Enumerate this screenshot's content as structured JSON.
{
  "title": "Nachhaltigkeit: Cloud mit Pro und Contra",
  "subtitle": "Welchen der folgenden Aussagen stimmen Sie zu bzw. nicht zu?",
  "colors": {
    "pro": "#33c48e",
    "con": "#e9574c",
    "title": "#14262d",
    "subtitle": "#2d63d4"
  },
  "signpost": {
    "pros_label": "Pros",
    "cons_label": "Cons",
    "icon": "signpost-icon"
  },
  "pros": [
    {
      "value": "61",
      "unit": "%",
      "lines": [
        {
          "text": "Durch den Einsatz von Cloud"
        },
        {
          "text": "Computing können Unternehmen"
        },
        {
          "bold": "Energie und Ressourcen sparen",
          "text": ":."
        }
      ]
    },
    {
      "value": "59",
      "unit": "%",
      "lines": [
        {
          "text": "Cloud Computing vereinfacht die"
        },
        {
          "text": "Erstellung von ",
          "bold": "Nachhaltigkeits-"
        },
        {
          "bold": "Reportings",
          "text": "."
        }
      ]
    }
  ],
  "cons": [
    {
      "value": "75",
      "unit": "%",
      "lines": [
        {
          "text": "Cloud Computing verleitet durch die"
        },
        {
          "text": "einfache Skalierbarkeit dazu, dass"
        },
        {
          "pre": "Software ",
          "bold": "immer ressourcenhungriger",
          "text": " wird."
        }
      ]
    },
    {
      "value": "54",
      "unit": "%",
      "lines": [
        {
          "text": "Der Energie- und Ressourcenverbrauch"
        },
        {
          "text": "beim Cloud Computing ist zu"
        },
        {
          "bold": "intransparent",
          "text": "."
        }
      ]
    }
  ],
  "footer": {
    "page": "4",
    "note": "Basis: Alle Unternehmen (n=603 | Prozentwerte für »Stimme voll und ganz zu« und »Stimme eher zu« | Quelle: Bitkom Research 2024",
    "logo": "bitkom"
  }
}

==

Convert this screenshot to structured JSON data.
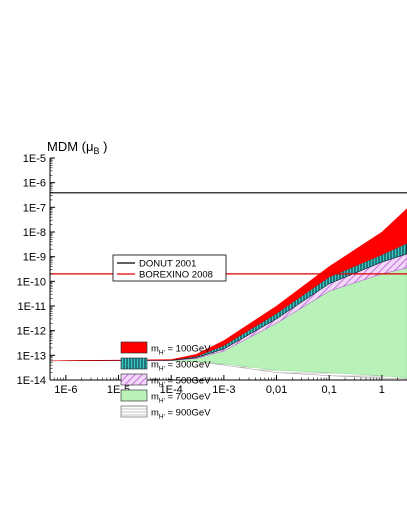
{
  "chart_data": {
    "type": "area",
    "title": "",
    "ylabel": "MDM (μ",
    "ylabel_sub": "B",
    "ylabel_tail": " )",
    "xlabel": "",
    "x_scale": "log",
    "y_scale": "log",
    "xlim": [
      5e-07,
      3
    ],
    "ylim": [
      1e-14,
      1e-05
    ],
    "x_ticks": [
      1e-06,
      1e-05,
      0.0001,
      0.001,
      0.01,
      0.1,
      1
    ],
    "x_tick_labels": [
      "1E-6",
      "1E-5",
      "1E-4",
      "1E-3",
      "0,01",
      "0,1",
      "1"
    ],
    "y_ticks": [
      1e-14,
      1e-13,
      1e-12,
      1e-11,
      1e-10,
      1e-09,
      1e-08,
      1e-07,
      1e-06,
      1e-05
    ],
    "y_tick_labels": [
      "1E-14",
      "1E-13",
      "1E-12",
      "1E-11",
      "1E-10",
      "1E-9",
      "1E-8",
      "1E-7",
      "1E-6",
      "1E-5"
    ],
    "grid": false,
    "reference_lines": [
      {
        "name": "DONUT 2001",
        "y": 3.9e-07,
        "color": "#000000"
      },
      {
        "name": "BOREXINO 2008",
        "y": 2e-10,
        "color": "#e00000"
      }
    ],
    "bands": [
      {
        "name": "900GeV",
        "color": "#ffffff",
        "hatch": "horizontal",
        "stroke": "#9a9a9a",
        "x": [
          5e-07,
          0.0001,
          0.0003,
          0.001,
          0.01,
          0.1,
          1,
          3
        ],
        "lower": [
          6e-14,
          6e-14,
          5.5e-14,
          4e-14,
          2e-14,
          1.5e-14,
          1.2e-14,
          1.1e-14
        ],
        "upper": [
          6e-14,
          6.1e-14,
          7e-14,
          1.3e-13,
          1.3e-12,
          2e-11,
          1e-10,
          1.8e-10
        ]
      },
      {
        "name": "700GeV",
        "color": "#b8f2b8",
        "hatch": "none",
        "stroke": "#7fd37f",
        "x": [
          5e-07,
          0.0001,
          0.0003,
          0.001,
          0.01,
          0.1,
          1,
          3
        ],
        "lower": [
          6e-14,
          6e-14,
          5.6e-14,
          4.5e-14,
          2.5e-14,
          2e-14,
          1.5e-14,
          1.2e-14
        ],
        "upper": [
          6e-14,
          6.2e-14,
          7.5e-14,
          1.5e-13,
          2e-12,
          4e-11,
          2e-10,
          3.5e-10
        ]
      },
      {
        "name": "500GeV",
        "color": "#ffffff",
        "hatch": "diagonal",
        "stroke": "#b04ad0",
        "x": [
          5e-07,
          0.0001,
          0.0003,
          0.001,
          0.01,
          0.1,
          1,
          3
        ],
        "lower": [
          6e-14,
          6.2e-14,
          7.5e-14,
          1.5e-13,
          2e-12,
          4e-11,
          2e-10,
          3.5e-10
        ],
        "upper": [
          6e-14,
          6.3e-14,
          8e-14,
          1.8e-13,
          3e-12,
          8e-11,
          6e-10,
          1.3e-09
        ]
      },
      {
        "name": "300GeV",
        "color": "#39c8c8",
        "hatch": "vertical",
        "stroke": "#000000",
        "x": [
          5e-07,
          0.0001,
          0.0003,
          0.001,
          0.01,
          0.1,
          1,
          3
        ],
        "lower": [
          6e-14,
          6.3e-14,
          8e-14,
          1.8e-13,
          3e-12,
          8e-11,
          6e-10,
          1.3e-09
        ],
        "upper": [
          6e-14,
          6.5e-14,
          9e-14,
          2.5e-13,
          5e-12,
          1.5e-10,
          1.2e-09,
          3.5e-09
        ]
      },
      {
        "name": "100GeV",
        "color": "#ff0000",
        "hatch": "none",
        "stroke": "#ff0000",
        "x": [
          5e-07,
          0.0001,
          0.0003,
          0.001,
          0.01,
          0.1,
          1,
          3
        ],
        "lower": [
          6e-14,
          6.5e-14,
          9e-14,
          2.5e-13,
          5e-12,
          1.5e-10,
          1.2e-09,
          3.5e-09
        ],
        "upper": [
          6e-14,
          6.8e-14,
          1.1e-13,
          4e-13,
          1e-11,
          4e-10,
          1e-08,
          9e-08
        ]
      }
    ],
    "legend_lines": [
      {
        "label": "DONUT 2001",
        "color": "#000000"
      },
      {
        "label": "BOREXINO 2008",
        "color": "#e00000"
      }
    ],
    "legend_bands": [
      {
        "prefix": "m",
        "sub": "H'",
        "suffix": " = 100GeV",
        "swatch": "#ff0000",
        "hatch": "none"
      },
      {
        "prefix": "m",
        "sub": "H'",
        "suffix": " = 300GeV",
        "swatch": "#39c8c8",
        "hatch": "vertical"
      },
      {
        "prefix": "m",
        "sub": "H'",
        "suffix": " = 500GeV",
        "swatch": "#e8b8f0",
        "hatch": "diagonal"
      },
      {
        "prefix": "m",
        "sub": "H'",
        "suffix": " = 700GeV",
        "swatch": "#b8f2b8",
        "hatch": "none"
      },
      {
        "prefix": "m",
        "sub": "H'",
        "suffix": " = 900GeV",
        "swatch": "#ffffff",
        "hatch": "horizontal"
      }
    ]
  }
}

▸ **INSTRUCTIONS FOR THE TASK**: Copy out every line from the data above that has "Computing" in it.

▸ **RESPONSE TO THIS EXERCISE**:
          "text": "Computing können Unternehmen"
          "text": "Cloud Computing vereinfacht die"
          "text": "Cloud Computing verleitet durch die"
          "text": "beim Cloud Computing ist zu"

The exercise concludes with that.